WHAT TO WORK ON:
Reproduce all lines of the listing below in which the word "that" occurs.

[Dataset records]
-- -- --
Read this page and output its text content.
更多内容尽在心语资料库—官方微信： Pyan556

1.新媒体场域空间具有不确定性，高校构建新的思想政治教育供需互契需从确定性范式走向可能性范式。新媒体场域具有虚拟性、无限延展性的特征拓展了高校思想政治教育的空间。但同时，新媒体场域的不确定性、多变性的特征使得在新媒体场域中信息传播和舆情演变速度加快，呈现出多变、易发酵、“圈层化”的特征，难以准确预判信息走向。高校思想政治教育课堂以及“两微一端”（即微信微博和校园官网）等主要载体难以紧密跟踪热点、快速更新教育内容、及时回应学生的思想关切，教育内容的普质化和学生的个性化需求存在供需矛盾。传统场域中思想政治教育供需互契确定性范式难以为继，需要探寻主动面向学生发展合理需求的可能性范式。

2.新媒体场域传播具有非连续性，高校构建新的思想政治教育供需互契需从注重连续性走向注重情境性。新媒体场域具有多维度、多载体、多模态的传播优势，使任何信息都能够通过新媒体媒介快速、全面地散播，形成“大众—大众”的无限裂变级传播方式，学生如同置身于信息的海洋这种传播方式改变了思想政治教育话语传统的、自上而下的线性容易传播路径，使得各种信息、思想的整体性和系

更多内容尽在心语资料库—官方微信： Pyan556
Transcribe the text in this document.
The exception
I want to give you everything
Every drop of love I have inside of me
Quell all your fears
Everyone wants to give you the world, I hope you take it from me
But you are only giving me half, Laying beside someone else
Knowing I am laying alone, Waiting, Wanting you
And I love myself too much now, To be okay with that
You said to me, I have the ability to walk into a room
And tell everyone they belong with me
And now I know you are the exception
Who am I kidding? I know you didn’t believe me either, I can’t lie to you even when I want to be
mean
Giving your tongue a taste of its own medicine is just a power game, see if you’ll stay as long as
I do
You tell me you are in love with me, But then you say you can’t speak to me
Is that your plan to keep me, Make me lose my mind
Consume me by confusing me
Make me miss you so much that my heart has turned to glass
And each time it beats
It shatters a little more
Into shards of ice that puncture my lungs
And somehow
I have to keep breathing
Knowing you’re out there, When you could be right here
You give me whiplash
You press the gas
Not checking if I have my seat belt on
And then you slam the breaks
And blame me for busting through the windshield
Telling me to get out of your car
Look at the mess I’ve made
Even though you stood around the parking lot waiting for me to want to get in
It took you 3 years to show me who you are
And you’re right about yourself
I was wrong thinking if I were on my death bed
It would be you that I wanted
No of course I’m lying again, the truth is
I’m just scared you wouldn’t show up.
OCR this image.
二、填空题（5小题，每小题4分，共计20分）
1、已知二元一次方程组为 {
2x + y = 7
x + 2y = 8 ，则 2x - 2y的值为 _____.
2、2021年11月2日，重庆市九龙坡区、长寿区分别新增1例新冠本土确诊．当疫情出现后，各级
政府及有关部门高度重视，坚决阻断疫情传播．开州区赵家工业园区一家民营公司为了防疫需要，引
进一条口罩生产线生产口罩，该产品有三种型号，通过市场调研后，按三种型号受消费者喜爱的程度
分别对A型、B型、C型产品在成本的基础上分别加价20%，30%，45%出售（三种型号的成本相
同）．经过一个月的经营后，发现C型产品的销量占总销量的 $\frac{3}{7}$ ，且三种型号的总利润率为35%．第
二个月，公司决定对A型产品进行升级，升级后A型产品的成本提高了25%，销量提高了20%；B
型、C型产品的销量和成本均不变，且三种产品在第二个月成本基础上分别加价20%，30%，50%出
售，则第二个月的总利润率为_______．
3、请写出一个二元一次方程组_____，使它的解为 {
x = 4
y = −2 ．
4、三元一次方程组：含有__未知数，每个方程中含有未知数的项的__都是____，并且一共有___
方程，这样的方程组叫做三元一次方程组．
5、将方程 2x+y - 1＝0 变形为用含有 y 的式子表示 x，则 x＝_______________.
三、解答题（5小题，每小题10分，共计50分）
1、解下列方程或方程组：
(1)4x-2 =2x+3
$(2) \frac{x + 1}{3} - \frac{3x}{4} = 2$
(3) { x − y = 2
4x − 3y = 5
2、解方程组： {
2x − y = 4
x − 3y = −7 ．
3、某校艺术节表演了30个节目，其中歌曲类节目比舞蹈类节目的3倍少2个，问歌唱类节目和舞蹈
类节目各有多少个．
-- -- --
COMPLETED EXERCISE:
And I love myself too much now, To be okay with that
Is that your plan to keep me, Make me lose my mind
Make me miss you so much that my heart has turned to glass
Into shards of ice that puncture my lungs
It would be you that I wanted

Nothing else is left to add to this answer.